- Records that describe figures
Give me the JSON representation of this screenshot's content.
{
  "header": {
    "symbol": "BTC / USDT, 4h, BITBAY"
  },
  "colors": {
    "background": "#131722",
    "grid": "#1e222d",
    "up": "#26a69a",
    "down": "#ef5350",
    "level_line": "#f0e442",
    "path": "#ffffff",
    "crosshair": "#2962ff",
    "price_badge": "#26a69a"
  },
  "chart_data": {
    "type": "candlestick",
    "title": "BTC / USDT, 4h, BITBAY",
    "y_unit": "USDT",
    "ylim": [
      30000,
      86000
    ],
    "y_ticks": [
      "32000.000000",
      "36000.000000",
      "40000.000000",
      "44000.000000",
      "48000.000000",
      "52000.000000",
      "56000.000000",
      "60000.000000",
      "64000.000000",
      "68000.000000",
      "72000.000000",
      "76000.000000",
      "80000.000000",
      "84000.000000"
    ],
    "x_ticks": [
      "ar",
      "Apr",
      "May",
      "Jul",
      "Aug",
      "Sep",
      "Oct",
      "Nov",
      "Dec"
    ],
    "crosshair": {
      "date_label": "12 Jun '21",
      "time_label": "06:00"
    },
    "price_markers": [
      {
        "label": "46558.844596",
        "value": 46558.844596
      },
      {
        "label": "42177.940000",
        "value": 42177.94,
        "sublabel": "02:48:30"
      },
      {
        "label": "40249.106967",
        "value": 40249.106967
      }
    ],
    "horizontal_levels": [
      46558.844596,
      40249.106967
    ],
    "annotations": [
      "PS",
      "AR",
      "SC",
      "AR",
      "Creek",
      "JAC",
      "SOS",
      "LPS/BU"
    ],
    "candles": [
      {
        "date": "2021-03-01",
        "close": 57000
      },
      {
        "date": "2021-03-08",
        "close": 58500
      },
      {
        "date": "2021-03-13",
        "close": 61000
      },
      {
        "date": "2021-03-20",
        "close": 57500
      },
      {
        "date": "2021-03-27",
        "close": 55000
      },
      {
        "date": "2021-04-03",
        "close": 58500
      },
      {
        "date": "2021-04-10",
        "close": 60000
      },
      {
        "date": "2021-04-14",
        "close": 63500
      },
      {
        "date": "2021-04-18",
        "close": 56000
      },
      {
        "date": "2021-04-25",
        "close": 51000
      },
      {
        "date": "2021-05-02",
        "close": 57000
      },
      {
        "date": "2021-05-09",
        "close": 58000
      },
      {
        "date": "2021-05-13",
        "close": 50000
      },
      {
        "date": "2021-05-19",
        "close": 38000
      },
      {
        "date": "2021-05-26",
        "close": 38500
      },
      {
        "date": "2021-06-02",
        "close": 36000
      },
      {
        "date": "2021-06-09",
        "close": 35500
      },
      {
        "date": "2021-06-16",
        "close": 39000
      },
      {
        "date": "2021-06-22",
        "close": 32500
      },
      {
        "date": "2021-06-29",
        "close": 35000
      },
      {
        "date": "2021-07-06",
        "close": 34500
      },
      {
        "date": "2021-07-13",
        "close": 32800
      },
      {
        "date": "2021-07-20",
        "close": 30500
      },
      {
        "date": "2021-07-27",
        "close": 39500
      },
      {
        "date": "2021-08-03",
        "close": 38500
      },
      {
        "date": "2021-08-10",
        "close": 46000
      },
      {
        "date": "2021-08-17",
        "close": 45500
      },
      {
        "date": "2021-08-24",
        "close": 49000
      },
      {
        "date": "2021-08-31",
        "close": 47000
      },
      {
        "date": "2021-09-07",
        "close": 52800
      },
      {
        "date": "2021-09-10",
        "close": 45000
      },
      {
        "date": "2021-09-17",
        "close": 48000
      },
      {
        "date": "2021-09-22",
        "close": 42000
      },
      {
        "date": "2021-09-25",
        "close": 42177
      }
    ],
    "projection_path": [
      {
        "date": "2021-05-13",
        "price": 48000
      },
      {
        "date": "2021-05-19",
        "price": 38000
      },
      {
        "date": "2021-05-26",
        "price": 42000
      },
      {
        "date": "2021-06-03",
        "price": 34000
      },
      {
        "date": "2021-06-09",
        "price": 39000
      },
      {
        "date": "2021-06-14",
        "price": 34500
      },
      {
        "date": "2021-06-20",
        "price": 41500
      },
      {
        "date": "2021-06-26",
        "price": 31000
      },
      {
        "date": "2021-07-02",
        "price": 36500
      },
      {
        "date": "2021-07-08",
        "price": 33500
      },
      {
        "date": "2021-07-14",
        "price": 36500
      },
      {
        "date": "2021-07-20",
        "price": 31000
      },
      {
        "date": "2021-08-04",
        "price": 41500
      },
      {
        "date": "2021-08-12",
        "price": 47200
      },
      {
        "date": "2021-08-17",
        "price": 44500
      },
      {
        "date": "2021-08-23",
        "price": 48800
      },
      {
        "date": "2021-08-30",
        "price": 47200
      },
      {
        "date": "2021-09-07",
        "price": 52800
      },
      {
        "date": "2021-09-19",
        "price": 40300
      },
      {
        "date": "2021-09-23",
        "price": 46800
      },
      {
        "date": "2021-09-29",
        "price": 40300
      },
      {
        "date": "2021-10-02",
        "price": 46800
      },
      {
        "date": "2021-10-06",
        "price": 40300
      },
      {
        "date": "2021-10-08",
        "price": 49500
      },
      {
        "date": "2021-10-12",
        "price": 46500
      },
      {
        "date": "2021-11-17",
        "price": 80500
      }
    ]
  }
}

- EXERCISE PROMPT
Write out all the records above again, exactly as they stand.

- FINISHED TASK
Give me the JSON representation of this screenshot's content.
{
  "header": {
    "symbol": "BTC / USDT, 4h, BITBAY"
  },
  "colors": {
    "background": "#131722",
    "grid": "#1e222d",
    "up": "#26a69a",
    "down": "#ef5350",
    "level_line": "#f0e442",
    "path": "#ffffff",
    "crosshair": "#2962ff",
    "price_badge": "#26a69a"
  },
  "chart_data": {
    "type": "candlestick",
    "title": "BTC / USDT, 4h, BITBAY",
    "y_unit": "USDT",
    "ylim": [
      30000,
      86000
    ],
    "y_ticks": [
      "32000.000000",
      "36000.000000",
      "40000.000000",
      "44000.000000",
      "48000.000000",
      "52000.000000",
      "56000.000000",
      "60000.000000",
      "64000.000000",
      "68000.000000",
      "72000.000000",
      "76000.000000",
      "80000.000000",
      "84000.000000"
    ],
    "x_ticks": [
      "ar",
      "Apr",
      "May",
      "Jul",
      "Aug",
      "Sep",
      "Oct",
      "Nov",
      "Dec"
    ],
    "crosshair": {
      "date_label": "12 Jun '21",
      "time_label": "06:00"
    },
    "price_markers": [
      {
        "label": "46558.844596",
        "value": 46558.844596
      },
      {
        "label": "42177.940000",
        "value": 42177.94,
        "sublabel": "02:48:30"
      },
      {
        "label": "40249.106967",
        "value": 40249.106967
      }
    ],
    "horizontal_levels": [
      46558.844596,
      40249.106967
    ],
    "annotations": [
      "PS",
      "AR",
      "SC",
      "AR",
      "Creek",
      "JAC",
      "SOS",
      "LPS/BU"
    ],
    "candles": [
      {
        "date": "2021-03-01",
        "close": 57000
      },
      {
        "date": "2021-03-08",
        "close": 58500
      },
      {
        "date": "2021-03-13",
        "close": 61000
      },
      {
        "date": "2021-03-20",
        "close": 57500
      },
      {
        "date": "2021-03-27",
        "close": 55000
      },
      {
        "date": "2021-04-03",
        "close": 58500
      },
      {
        "date": "2021-04-10",
        "close": 60000
      },
      {
        "date": "2021-04-14",
        "close": 63500
      },
      {
        "date": "2021-04-18",
        "close": 56000
      },
      {
        "date": "2021-04-25",
        "close": 51000
      },
      {
        "date": "2021-05-02",
        "close": 57000
      },
      {
        "date": "2021-05-09",
        "close": 58000
      },
      {
        "date": "2021-05-13",
        "close": 50000
      },
      {
        "date": "2021-05-19",
        "close": 38000
      },
      {
        "date": "2021-05-26",
        "close": 38500
      },
      {
        "date": "2021-06-02",
        "close": 36000
      },
      {
        "date": "2021-06-09",
        "close": 35500
      },
      {
        "date": "2021-06-16",
        "close": 39000
      },
      {
        "date": "2021-06-22",
        "close": 32500
      },
      {
        "date": "2021-06-29",
        "close": 35000
      },
      {
        "date": "2021-07-06",
        "close": 34500
      },
      {
        "date": "2021-07-13",
        "close": 32800
      },
      {
        "date": "2021-07-20",
        "close": 30500
      },
      {
        "date": "2021-07-27",
        "close": 39500
      },
      {
        "date": "2021-08-03",
        "close": 38500
      },
      {
        "date": "2021-08-10",
        "close": 46000
      },
      {
        "date": "2021-08-17",
        "close": 45500
      },
      {
        "date": "2021-08-24",
        "close": 49000
      },
      {
        "date": "2021-08-31",
        "close": 47000
      },
      {
        "date": "2021-09-07",
        "close": 52800
      },
      {
        "date": "2021-09-10",
        "close": 45000
      },
      {
        "date": "2021-09-17",
        "close": 48000
      },
      {
        "date": "2021-09-22",
        "close": 42000
      },
      {
        "date": "2021-09-25",
        "close": 42177
      }
    ],
    "projection_path": [
      {
        "date": "2021-05-13",
        "price": 48000
      },
      {
        "date": "2021-05-19",
        "price": 38000
      },
      {
        "date": "2021-05-26",
        "price": 42000
      },
      {
        "date": "2021-06-03",
        "price": 34000
      },
      {
        "date": "2021-06-09",
        "price": 39000
      },
      {
        "date": "2021-06-14",
        "price": 34500
      },
      {
        "date": "2021-06-20",
        "price": 41500
      },
      {
        "date": "2021-06-26",
        "price": 31000
      },
      {
        "date": "2021-07-02",
        "price": 36500
      },
      {
        "date": "2021-07-08",
        "price": 33500
      },
      {
        "date": "2021-07-14",
        "price": 36500
      },
      {
        "date": "2021-07-20",
        "price": 31000
      },
      {
        "date": "2021-08-04",
        "price": 41500
      },
      {
        "date": "2021-08-12",
        "price": 47200
      },
      {
        "date": "2021-08-17",
        "price": 44500
      },
      {
        "date": "2021-08-23",
        "price": 48800
      },
      {
        "date": "2021-08-30",
        "price": 47200
      },
      {
        "date": "2021-09-07",
        "price": 52800
      },
      {
        "date": "2021-09-19",
        "price": 40300
      },
      {
        "date": "2021-09-23",
        "price": 46800
      },
      {
        "date": "2021-09-29",
        "price": 40300
      },
      {
        "date": "2021-10-02",
        "price": 46800
      },
      {
        "date": "2021-10-06",
        "price": 40300
      },
      {
        "date": "2021-10-08",
        "price": 49500
      },
      {
        "date": "2021-10-12",
        "price": 46500
      },
      {
        "date": "2021-11-17",
        "price": 80500
      }
    ]
  }
}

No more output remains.